Written task: Pull every line containing "JSON" from the entries.

----------

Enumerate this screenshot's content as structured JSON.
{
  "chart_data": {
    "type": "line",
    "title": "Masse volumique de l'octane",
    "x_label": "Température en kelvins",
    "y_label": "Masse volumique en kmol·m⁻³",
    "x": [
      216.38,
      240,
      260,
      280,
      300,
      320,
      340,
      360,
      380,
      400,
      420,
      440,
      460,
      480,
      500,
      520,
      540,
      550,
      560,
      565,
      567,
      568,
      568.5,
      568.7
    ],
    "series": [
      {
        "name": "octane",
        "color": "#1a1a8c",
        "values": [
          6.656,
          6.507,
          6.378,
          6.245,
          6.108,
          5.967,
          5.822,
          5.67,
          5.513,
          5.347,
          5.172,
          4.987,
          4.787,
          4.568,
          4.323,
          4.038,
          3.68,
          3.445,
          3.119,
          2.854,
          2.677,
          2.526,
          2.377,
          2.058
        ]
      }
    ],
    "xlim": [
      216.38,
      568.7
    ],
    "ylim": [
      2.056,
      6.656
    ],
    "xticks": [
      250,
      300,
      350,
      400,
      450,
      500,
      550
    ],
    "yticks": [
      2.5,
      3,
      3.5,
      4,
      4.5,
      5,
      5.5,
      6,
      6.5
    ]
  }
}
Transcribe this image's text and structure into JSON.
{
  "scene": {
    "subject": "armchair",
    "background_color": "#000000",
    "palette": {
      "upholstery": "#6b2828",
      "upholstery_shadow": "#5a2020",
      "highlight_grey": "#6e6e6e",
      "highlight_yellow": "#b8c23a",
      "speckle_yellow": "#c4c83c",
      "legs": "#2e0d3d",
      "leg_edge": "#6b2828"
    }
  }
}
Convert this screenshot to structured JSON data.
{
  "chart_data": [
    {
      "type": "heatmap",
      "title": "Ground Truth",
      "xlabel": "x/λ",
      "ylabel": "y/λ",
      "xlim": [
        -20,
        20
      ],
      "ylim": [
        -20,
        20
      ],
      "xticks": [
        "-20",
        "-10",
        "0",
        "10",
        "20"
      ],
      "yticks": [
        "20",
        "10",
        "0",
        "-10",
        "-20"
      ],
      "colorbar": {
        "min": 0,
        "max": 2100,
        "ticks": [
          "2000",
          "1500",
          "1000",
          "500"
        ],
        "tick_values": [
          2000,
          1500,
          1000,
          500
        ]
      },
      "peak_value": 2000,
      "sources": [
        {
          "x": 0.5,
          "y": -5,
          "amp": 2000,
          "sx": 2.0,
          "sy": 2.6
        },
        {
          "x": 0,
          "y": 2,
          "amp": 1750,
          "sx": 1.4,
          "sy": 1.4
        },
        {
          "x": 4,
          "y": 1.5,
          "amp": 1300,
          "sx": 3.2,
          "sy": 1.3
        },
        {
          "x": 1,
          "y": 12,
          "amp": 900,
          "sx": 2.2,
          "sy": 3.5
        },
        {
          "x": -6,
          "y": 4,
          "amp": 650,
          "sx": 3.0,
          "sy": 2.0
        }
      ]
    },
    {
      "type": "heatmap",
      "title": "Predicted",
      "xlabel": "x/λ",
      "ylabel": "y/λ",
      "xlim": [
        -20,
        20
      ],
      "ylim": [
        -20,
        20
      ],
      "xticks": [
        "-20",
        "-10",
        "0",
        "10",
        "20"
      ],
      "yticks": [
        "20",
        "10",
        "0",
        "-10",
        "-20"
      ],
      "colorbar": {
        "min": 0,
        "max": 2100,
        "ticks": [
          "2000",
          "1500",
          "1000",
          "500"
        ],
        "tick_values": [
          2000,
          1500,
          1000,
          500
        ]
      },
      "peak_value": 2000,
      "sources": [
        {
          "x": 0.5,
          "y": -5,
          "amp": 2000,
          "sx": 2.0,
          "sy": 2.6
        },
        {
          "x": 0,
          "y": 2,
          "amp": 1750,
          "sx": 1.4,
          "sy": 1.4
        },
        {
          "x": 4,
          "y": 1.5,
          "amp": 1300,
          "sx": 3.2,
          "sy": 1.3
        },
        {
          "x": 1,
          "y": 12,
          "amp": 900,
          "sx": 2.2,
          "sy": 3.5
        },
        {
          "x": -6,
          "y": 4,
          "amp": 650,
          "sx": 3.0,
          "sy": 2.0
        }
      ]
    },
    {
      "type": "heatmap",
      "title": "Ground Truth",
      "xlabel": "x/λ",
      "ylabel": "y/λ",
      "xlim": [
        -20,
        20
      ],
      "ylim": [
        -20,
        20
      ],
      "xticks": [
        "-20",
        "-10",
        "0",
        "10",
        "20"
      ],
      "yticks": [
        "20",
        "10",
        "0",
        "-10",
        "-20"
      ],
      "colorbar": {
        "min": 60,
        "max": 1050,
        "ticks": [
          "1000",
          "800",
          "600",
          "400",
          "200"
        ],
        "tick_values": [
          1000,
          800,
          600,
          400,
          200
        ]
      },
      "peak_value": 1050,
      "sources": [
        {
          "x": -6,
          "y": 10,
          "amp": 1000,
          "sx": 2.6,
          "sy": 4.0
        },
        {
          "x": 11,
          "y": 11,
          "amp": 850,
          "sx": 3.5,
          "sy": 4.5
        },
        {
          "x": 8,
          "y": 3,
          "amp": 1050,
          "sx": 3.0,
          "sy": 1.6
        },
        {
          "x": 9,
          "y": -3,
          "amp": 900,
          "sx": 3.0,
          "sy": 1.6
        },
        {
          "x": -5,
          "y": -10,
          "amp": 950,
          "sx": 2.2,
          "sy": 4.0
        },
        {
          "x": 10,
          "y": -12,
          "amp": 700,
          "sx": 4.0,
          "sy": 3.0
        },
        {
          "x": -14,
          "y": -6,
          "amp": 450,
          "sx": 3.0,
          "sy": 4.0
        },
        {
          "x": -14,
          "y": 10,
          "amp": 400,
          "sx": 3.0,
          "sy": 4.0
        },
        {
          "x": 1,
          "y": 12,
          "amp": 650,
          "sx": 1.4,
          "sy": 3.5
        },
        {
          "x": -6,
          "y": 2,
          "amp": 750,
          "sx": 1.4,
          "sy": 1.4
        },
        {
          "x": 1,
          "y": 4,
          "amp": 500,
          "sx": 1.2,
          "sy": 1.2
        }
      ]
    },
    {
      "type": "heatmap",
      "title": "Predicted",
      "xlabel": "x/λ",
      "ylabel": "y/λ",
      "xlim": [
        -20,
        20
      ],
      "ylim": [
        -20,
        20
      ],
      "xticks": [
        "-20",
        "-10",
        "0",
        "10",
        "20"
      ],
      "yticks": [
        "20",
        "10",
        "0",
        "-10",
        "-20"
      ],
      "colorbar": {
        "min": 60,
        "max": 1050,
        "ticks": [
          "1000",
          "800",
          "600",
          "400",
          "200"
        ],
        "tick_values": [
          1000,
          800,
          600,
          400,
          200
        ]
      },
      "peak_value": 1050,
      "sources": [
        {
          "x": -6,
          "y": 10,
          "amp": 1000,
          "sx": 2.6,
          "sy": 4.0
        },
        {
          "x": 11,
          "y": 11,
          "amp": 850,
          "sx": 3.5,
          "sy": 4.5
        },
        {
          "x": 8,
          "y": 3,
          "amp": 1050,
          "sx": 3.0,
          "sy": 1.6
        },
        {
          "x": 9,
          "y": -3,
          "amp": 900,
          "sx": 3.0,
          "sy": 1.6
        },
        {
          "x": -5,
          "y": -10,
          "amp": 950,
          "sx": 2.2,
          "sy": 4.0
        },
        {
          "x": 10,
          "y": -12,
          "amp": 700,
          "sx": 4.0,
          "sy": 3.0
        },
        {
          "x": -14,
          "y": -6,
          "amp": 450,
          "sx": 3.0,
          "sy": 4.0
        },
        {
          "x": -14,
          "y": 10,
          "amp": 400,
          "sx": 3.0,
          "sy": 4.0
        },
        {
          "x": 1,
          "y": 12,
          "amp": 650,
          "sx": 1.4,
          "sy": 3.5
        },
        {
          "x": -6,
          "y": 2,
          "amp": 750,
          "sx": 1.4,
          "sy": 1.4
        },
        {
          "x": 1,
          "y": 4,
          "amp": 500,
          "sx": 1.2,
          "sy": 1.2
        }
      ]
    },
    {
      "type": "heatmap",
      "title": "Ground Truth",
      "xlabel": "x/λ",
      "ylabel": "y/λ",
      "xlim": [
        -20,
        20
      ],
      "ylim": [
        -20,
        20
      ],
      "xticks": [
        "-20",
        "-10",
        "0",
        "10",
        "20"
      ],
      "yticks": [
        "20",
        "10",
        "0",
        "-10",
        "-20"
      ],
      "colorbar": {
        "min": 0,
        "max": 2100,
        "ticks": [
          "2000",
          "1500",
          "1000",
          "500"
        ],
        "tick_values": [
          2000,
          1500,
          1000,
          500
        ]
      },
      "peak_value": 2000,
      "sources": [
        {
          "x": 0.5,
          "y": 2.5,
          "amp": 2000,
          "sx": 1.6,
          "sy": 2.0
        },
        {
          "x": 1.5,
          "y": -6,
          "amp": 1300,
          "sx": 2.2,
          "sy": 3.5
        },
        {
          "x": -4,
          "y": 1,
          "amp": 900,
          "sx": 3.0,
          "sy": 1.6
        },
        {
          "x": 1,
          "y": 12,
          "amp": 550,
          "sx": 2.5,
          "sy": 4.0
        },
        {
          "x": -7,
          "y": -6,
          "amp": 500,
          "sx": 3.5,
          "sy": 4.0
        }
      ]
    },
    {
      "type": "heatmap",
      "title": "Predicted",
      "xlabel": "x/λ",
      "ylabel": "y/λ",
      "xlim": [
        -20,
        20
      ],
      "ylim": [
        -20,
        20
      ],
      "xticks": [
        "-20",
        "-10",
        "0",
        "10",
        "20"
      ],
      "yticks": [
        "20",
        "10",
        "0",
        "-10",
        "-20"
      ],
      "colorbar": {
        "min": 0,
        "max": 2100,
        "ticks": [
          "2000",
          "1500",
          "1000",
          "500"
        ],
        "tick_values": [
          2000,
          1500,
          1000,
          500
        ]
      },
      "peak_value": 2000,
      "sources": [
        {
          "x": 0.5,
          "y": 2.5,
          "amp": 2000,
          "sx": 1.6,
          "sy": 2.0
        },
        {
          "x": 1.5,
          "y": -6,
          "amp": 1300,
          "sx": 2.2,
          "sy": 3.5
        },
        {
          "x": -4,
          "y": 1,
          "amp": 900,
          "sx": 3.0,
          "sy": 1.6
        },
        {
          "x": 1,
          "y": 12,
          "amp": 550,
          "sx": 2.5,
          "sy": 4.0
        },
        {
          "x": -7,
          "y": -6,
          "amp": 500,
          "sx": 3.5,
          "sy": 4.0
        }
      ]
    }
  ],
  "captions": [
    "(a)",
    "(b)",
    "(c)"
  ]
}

----------

Exercise solution:
Enumerate this screenshot's content as structured JSON.
Transcribe this image's text and structure into JSON.
Convert this screenshot to structured JSON data.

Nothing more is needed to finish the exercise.